## BEGIN RECORDS
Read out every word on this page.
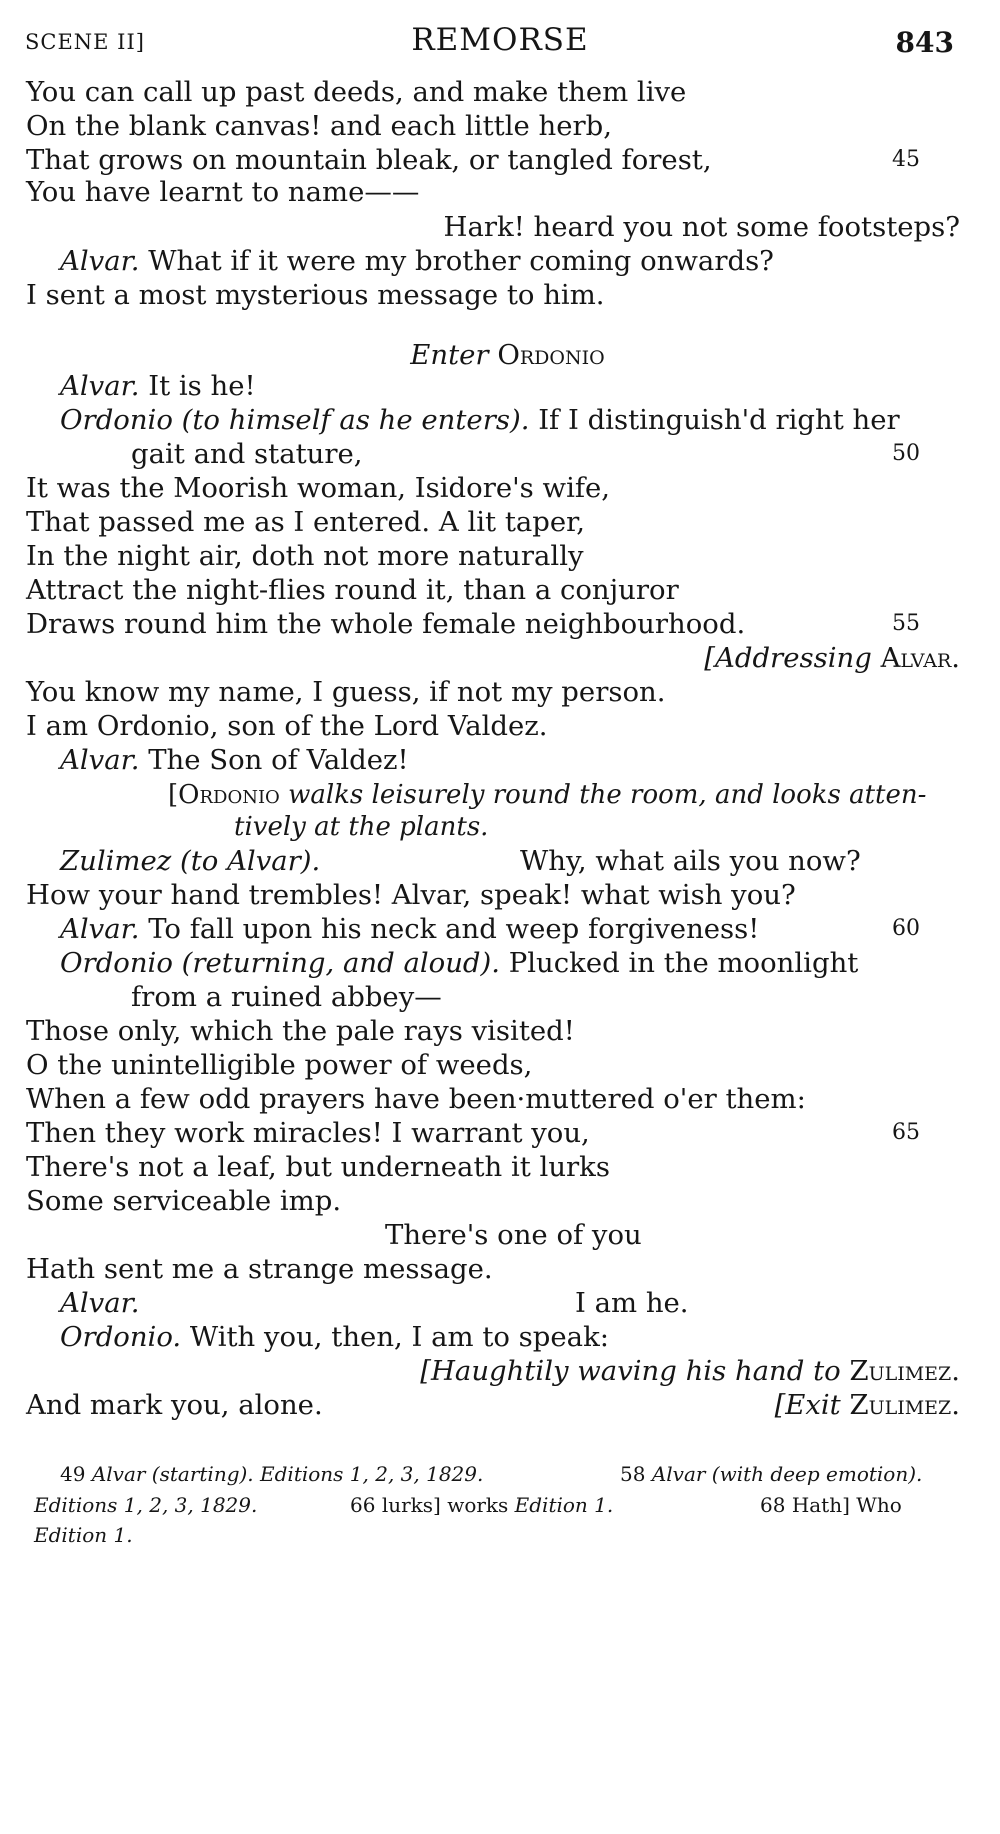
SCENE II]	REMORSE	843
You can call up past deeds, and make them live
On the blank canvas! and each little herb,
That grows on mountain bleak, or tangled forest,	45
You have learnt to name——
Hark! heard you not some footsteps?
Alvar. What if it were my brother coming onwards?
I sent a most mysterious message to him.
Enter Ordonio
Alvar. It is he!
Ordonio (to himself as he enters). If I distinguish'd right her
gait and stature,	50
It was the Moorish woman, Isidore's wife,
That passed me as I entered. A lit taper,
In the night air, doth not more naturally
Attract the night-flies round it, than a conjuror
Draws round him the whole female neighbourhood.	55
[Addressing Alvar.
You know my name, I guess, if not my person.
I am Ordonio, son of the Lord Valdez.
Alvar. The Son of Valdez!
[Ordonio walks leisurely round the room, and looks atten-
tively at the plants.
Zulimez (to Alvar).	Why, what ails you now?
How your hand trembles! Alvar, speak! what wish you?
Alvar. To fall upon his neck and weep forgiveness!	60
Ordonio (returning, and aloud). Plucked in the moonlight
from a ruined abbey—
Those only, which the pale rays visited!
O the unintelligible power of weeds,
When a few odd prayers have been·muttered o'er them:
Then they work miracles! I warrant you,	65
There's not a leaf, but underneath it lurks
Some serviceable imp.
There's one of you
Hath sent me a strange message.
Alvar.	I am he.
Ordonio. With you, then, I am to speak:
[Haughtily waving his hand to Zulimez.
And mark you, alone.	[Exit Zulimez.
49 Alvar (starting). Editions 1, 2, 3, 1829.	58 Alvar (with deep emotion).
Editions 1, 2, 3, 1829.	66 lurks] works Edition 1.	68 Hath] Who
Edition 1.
## END RECORDS
* REQUEST: For the data above, state only how many lines include the word "That".

* EXERCISE RESULT: 2